▸ Written exercise
Make an exact copy of the entries, and keep any pictures out of it.
<<<<
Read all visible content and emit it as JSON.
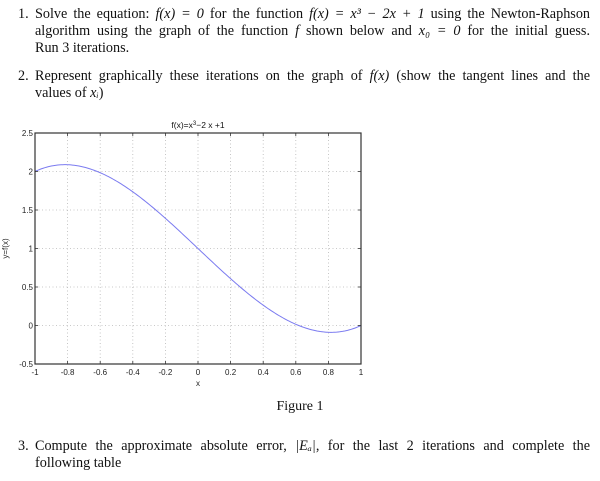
{
  "problems": [
    {
      "number": "1.",
      "lines": [
        [
          "Solve the equation: ",
          "f(x) = 0",
          " for the function ",
          "f(x) = x³ − 2x + 1",
          " using the Newton-Raphson"
        ],
        [
          "algorithm using the graph of the function ",
          "f",
          " shown below and ",
          "x₀ = 0",
          " for the initial guess."
        ],
        [
          "Run 3 iterations."
        ]
      ]
    },
    {
      "number": "2.",
      "lines": [
        [
          "Represent graphically these iterations on the graph of ",
          "f(x)",
          " (show the tangent lines and the"
        ],
        [
          "values of ",
          "xᵢ",
          ")"
        ]
      ]
    },
    {
      "number": "3.",
      "lines": [
        [
          "Compute the approximate absolute error, ",
          "|Eₐ|",
          ", for the last 2 iterations and complete the"
        ],
        [
          "following table"
        ]
      ]
    }
  ],
  "figure": {
    "caption": "Figure 1"
  },
  "chart_data": {
    "type": "line",
    "title": "f(x)=x³−2 x +1",
    "title_parts": {
      "base": "f(x)=x",
      "sup": "3",
      "rest": "−2 x +1"
    },
    "xlabel": "x",
    "ylabel": "y=f(x)",
    "xlim": [
      -1,
      1
    ],
    "ylim": [
      -0.5,
      2.5
    ],
    "xticks": [
      -1,
      -0.8,
      -0.6,
      -0.4,
      -0.2,
      0,
      0.2,
      0.4,
      0.6,
      0.8,
      1
    ],
    "xtick_labels": [
      "-1",
      "-0.8",
      "-0.6",
      "-0.4",
      "-0.2",
      "0",
      "0.2",
      "0.4",
      "0.6",
      "0.8",
      "1"
    ],
    "yticks": [
      -0.5,
      0,
      0.5,
      1,
      1.5,
      2,
      2.5
    ],
    "ytick_labels": [
      "-0.5",
      "0",
      "0.5",
      "1",
      "1.5",
      "2",
      "2.5"
    ],
    "grid": true,
    "series": [
      {
        "name": "f(x)",
        "color": "#7b7bf0",
        "x": [
          -1,
          -0.9,
          -0.816,
          -0.7,
          -0.6,
          -0.5,
          -0.4,
          -0.3,
          -0.2,
          -0.1,
          0,
          0.1,
          0.2,
          0.3,
          0.4,
          0.5,
          0.6,
          0.7,
          0.816,
          0.9,
          1
        ],
        "values": [
          2,
          2.071,
          2.089,
          2.057,
          1.984,
          1.875,
          1.736,
          1.573,
          1.392,
          1.199,
          1,
          0.801,
          0.608,
          0.427,
          0.264,
          0.125,
          0.016,
          -0.057,
          -0.089,
          -0.071,
          0
        ]
      }
    ]
  },
  "colors": {
    "curve": "#7b7bf0",
    "axes": "#333333",
    "grid": "#b8b8b8"
  }
}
>>>>
▸ Full answer
Read all visible content and emit it as JSON.
{
  "problems": [
    {
      "number": "1.",
      "lines": [
        [
          "Solve the equation: ",
          "f(x) = 0",
          " for the function ",
          "f(x) = x³ − 2x + 1",
          " using the Newton-Raphson"
        ],
        [
          "algorithm using the graph of the function ",
          "f",
          " shown below and ",
          "x₀ = 0",
          " for the initial guess."
        ],
        [
          "Run 3 iterations."
        ]
      ]
    },
    {
      "number": "2.",
      "lines": [
        [
          "Represent graphically these iterations on the graph of ",
          "f(x)",
          " (show the tangent lines and the"
        ],
        [
          "values of ",
          "xᵢ",
          ")"
        ]
      ]
    },
    {
      "number": "3.",
      "lines": [
        [
          "Compute the approximate absolute error, ",
          "|Eₐ|",
          ", for the last 2 iterations and complete the"
        ],
        [
          "following table"
        ]
      ]
    }
  ],
  "figure": {
    "caption": "Figure 1"
  },
  "chart_data": {
    "type": "line",
    "title": "f(x)=x³−2 x +1",
    "title_parts": {
      "base": "f(x)=x",
      "sup": "3",
      "rest": "−2 x +1"
    },
    "xlabel": "x",
    "ylabel": "y=f(x)",
    "xlim": [
      -1,
      1
    ],
    "ylim": [
      -0.5,
      2.5
    ],
    "xticks": [
      -1,
      -0.8,
      -0.6,
      -0.4,
      -0.2,
      0,
      0.2,
      0.4,
      0.6,
      0.8,
      1
    ],
    "xtick_labels": [
      "-1",
      "-0.8",
      "-0.6",
      "-0.4",
      "-0.2",
      "0",
      "0.2",
      "0.4",
      "0.6",
      "0.8",
      "1"
    ],
    "yticks": [
      -0.5,
      0,
      0.5,
      1,
      1.5,
      2,
      2.5
    ],
    "ytick_labels": [
      "-0.5",
      "0",
      "0.5",
      "1",
      "1.5",
      "2",
      "2.5"
    ],
    "grid": true,
    "series": [
      {
        "name": "f(x)",
        "color": "#7b7bf0",
        "x": [
          -1,
          -0.9,
          -0.816,
          -0.7,
          -0.6,
          -0.5,
          -0.4,
          -0.3,
          -0.2,
          -0.1,
          0,
          0.1,
          0.2,
          0.3,
          0.4,
          0.5,
          0.6,
          0.7,
          0.816,
          0.9,
          1
        ],
        "values": [
          2,
          2.071,
          2.089,
          2.057,
          1.984,
          1.875,
          1.736,
          1.573,
          1.392,
          1.199,
          1,
          0.801,
          0.608,
          0.427,
          0.264,
          0.125,
          0.016,
          -0.057,
          -0.089,
          -0.071,
          0
        ]
      }
    ]
  },
  "colors": {
    "curve": "#7b7bf0",
    "axes": "#333333",
    "grid": "#b8b8b8"
  }
}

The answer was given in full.